**Objective**: Return the whole listing exactly as it stands.

**Material provided**:
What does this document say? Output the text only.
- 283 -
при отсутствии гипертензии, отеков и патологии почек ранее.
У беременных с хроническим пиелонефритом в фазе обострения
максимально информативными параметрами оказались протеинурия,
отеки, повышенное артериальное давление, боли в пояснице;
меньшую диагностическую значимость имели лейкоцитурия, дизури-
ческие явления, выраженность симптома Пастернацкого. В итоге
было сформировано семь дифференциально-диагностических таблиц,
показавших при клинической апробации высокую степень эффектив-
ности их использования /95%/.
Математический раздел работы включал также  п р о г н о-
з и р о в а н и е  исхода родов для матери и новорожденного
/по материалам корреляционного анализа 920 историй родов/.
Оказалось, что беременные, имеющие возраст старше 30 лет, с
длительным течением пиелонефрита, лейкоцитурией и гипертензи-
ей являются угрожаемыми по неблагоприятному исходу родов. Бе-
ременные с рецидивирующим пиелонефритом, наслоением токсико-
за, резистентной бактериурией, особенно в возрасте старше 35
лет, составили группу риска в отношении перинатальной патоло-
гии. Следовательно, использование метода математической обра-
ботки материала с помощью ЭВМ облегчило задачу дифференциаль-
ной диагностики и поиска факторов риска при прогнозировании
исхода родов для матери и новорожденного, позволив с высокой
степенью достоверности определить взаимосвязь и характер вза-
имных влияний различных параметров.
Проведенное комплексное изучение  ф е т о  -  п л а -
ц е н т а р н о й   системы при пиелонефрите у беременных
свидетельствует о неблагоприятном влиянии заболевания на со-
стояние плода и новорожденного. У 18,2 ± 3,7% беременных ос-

**Written solution**:
What does this document say? Output the text only.
- 283 -
при отсутствии гипертензии, отеков и патологии почек ранее.
У беременных с хроническим пиелонефритом в фазе обострения
максимально информативными параметрами оказались протеинурия,
отеки, повышенное артериальное давление, боли в пояснице;
меньшую диагностическую значимость имели лейкоцитурия, дизури-
ческие явления, выраженность симптома Пастернацкого. В итоге
было сформировано семь дифференциально-диагностических таблиц,
показавших при клинической апробации высокую степень эффектив-
ности их использования /95%/.
Математический раздел работы включал также  п р о г н о-
з и р о в а н и е  исхода родов для матери и новорожденного
/по материалам корреляционного анализа 920 историй родов/.
Оказалось, что беременные, имеющие возраст старше 30 лет, с
длительным течением пиелонефрита, лейкоцитурией и гипертензи-
ей являются угрожаемыми по неблагоприятному исходу родов. Бе-
ременные с рецидивирующим пиелонефритом, наслоением токсико-
за, резистентной бактериурией, особенно в возрасте старше 35
лет, составили группу риска в отношении перинатальной патоло-
гии. Следовательно, использование метода математической обра-
ботки материала с помощью ЭВМ облегчило задачу дифференциаль-
ной диагностики и поиска факторов риска при прогнозировании
исхода родов для матери и новорожденного, позволив с высокой
степенью достоверности определить взаимосвязь и характер вза-
имных влияний различных параметров.
Проведенное комплексное изучение  ф е т о  -  п л а -
ц е н т а р н о й   системы при пиелонефрите у беременных
свидетельствует о неблагоприятном влиянии заболевания на со-
стояние плода и новорожденного. У 18,2 ± 3,7% беременных ос-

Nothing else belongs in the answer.